## Task statement:
Please give the data below again in full, exactly as it stands.
* begin Working data *
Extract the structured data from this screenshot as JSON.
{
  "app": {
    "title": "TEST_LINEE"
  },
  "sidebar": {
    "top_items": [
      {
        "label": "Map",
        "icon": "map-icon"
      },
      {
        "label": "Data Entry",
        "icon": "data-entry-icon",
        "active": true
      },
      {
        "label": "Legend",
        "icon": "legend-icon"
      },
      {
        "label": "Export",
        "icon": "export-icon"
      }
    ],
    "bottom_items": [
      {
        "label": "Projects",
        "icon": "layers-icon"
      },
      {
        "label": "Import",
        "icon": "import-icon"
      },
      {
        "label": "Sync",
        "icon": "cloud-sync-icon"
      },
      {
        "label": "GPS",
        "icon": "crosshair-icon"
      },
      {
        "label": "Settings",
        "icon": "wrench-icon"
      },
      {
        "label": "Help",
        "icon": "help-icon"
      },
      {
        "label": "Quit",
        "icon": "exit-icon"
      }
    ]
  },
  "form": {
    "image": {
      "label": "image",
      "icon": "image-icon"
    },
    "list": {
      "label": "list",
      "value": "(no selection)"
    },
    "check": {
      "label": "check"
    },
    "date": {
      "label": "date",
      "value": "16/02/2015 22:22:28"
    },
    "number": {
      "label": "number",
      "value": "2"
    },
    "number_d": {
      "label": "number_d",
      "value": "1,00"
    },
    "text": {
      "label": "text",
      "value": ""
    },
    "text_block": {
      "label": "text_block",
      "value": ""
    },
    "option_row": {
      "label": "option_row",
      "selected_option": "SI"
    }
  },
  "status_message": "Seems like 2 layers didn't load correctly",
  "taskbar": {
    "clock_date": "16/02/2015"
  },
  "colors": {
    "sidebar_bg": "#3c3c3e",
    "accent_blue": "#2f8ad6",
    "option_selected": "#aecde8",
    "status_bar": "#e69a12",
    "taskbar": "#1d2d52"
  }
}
* end Working data *
## Written response:
Extract the structured data from this screenshot as JSON.
{
  "app": {
    "title": "TEST_LINEE"
  },
  "sidebar": {
    "top_items": [
      {
        "label": "Map",
        "icon": "map-icon"
      },
      {
        "label": "Data Entry",
        "icon": "data-entry-icon",
        "active": true
      },
      {
        "label": "Legend",
        "icon": "legend-icon"
      },
      {
        "label": "Export",
        "icon": "export-icon"
      }
    ],
    "bottom_items": [
      {
        "label": "Projects",
        "icon": "layers-icon"
      },
      {
        "label": "Import",
        "icon": "import-icon"
      },
      {
        "label": "Sync",
        "icon": "cloud-sync-icon"
      },
      {
        "label": "GPS",
        "icon": "crosshair-icon"
      },
      {
        "label": "Settings",
        "icon": "wrench-icon"
      },
      {
        "label": "Help",
        "icon": "help-icon"
      },
      {
        "label": "Quit",
        "icon": "exit-icon"
      }
    ]
  },
  "form": {
    "image": {
      "label": "image",
      "icon": "image-icon"
    },
    "list": {
      "label": "list",
      "value": "(no selection)"
    },
    "check": {
      "label": "check"
    },
    "date": {
      "label": "date",
      "value": "16/02/2015 22:22:28"
    },
    "number": {
      "label": "number",
      "value": "2"
    },
    "number_d": {
      "label": "number_d",
      "value": "1,00"
    },
    "text": {
      "label": "text",
      "value": ""
    },
    "text_block": {
      "label": "text_block",
      "value": ""
    },
    "option_row": {
      "label": "option_row",
      "selected_option": "SI"
    }
  },
  "status_message": "Seems like 2 layers didn't load correctly",
  "taskbar": {
    "clock_date": "16/02/2015"
  },
  "colors": {
    "sidebar_bg": "#3c3c3e",
    "accent_blue": "#2f8ad6",
    "option_selected": "#aecde8",
    "status_bar": "#e69a12",
    "taskbar": "#1d2d52"
  }
}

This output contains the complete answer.